'''
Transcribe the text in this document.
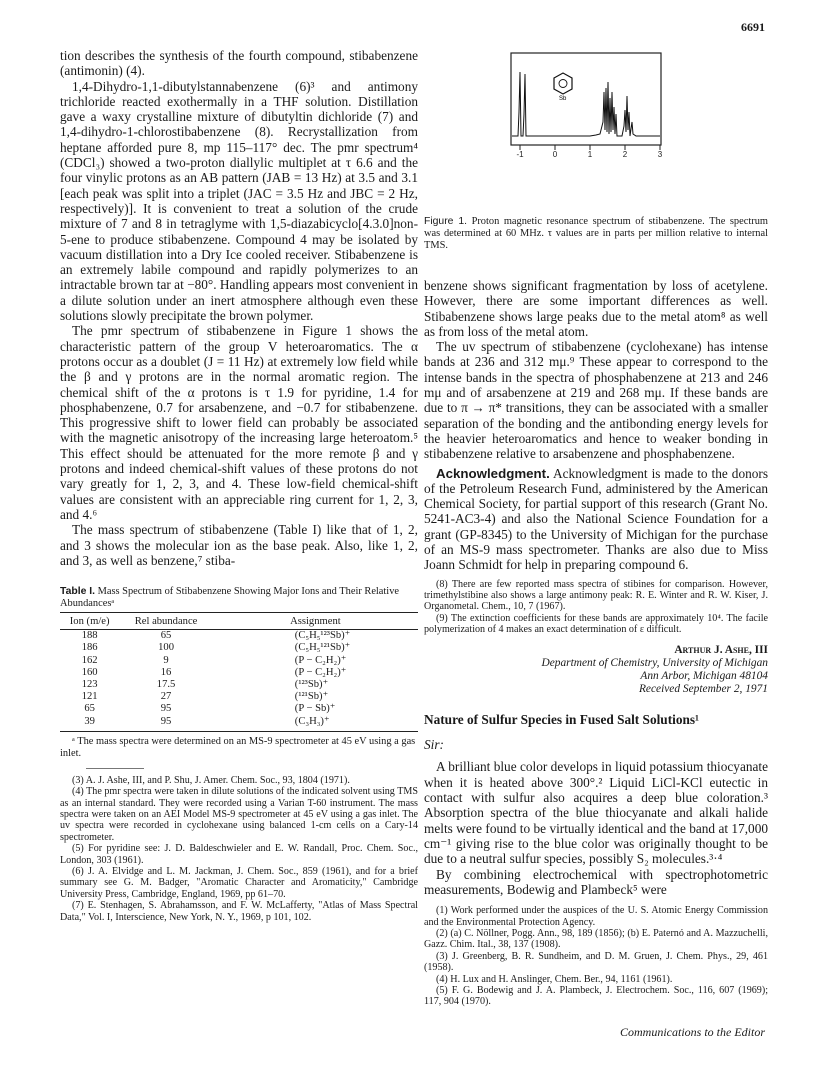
6691

tion describes the synthesis of the fourth compound, stibabenzene (antimonin) (4).

1,4-Dihydro-1,1-dibutylstannabenzene (6)³ and antimony trichloride reacted exothermally in a THF solution. Distillation gave a waxy crystalline mixture of dibutyltin dichloride (7) and 1,4-dihydro-1-chlorostibabenzene (8). Recrystallization from heptane afforded pure 8, mp 115–117° dec. The pmr spectrum⁴ (CDCl₃) showed a two-proton diallylic multiplet at τ 6.6 and the four vinylic protons as an AB pattern (JAB = 13 Hz) at 3.5 and 3.1 [each peak was split into a triplet (JAC = 3.5 Hz and JBC = 2 Hz, respectively)]. It is convenient to treat a solution of the crude mixture of 7 and 8 in tetraglyme with 1,5-diazabicyclo[4.3.0]non-5-ene to produce stibabenzene. Compound 4 may be isolated by vacuum distillation into a Dry Ice cooled receiver. Stibabenzene is an extremely labile compound and rapidly polymerizes to an intractable brown tar at −80°. Handling appears most convenient in a dilute solution under an inert atmosphere although even these solutions slowly precipitate the brown polymer.

The pmr spectrum of stibabenzene in Figure 1 shows the characteristic pattern of the group V heteroaromatics. The α protons occur as a doublet (J = 11 Hz) at extremely low field while the β and γ protons are in the normal aromatic region. The chemical shift of the α protons is τ 1.9 for pyridine, 1.4 for phosphabenzene, 0.7 for arsabenzene, and −0.7 for stibabenzene. This progressive shift to lower field can probably be associated with the magnetic anisotropy of the increasing large heteroatom.⁵ This effect should be attenuated for the more remote β and γ protons and indeed chemical-shift values of these protons do not vary greatly for 1, 2, 3, and 4. These low-field chemical-shift values are consistent with an appreciable ring current for 1, 2, 3, and 4.⁶

The mass spectrum of stibabenzene (Table I) like that of 1, 2, and 3 shows the molecular ion as the base peak. Also, like 1, 2, and 3, as well as benzene,⁷ stiba-

Table I. Mass Spectrum of Stibabenzene Showing Major Ions and Their Relative Abundancesᵃ
Ion (m/e)	Rel abundance	Assignment
188	65	(C₅H₅¹²³Sb)⁺
186	100	(C₅H₅¹²¹Sb)⁺
162	9	(P − C₂H₂)⁺
160	16	(P − C₂H₂)⁺
123	17.5	(¹²³Sb)⁺
121	27	(¹²¹Sb)⁺
65	95	(P − Sb)⁺
39	95	(C₃H₃)⁺
ᵃ The mass spectra were determined on an MS-9 spectrometer at 45 eV using a gas inlet.

(3) A. J. Ashe, III, and P. Shu, J. Amer. Chem. Soc., 93, 1804 (1971).

(4) The pmr spectra were taken in dilute solutions of the indicated solvent using TMS as an internal standard. They were recorded using a Varian T-60 instrument. The mass spectra were taken on an AEI Model MS-9 spectrometer at 45 eV using a gas inlet. The uv spectra were recorded in cyclohexane using balanced 1-cm cells on a Cary-14 spectrometer.

(5) For pyridine see: J. D. Baldeschwieler and E. W. Randall, Proc. Chem. Soc., London, 303 (1961).

(6) J. A. Elvidge and L. M. Jackman, J. Chem. Soc., 859 (1961), and for a brief summary see G. M. Badger, "Aromatic Character and Aromaticity," Cambridge University Press, Cambridge, England, 1969, pp 61–70.

(7) E. Stenhagen, S. Abrahamsson, and F. W. McLafferty, "Atlas of Mass Spectral Data," Vol. I, Interscience, New York, N. Y., 1969, p 101, 102.

Sb
-1	0	1	2	3
Figure 1. Proton magnetic resonance spectrum of stibabenzene. The spectrum was determined at 60 MHz. τ values are in parts per million relative to internal TMS.

benzene shows significant fragmentation by loss of acetylene. However, there are some important differences as well. Stibabenzene shows large peaks due to the metal atom⁸ as well as from loss of the metal atom.

The uv spectrum of stibabenzene (cyclohexane) has intense bands at 236 and 312 mμ.⁹ These appear to correspond to the intense bands in the spectra of phosphabenzene at 213 and 246 mμ and of arsabenzene at 219 and 268 mμ. If these bands are due to π → π* transitions, they can be associated with a smaller separation of the bonding and the antibonding energy levels for the heavier heteroaromatics and hence to weaker bonding in stibabenzene relative to arsabenzene and phosphabenzene.

Acknowledgment. Acknowledgment is made to the donors of the Petroleum Research Fund, administered by the American Chemical Society, for partial support of this research (Grant No. 5241-AC3-4) and also the National Science Foundation for a grant (GP-8345) to the University of Michigan for the purchase of an MS-9 mass spectrometer. Thanks are also due to Miss Joann Schmidt for help in preparing compound 6.

(8) There are few reported mass spectra of stibines for comparison. However, trimethylstibine also shows a large antimony peak: R. E. Winter and R. W. Kiser, J. Organometal. Chem., 10, 7 (1967).

(9) The extinction coefficients for these bands are approximately 10⁴. The facile polymerization of 4 makes an exact determination of ε difficult.

Arthur J. Ashe, III
Department of Chemistry, University of Michigan
Ann Arbor, Michigan 48104
Received September 2, 1971
Nature of Sulfur Species in Fused Salt Solutions¹
Sir:

A brilliant blue color develops in liquid potassium thiocyanate when it is heated above 300°.² Liquid LiCl-KCl eutectic in contact with sulfur also acquires a deep blue coloration.³ Absorption spectra of the blue thiocyanate and alkali halide melts were found to be virtually identical and the band at 17,000 cm⁻¹ giving rise to the blue color was originally thought to be due to a neutral sulfur species, possibly S₂ molecules.³·⁴

By combining electrochemical with spectrophotometric measurements, Bodewig and Plambeck⁵ were

(1) Work performed under the auspices of the U. S. Atomic Energy Commission and the Environmental Protection Agency.

(2) (a) C. Nöllner, Pogg. Ann., 98, 189 (1856); (b) E. Paternó and A. Mazzuchelli, Gazz. Chim. Ital., 38, 137 (1908).

(3) J. Greenberg, B. R. Sundheim, and D. M. Gruen, J. Chem. Phys., 29, 461 (1958).

(4) H. Lux and H. Anslinger, Chem. Ber., 94, 1161 (1961).

(5) F. G. Bodewig and J. A. Plambeck, J. Electrochem. Soc., 116, 607 (1969); 117, 904 (1970).

Communications to the Editor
'''
* **TASK DETAILS**
When a line in the listing has the string "Bodewig" in it, return that line.

* **COMPLETED EXERCISE**
By combining electrochemical with spectrophotometric measurements, Bodewig and Plambeck⁵ were
(5) F. G. Bodewig and J. A. Plambeck, J. Electrochem. Soc., 116, 607 (1969); 117, 904 (1970).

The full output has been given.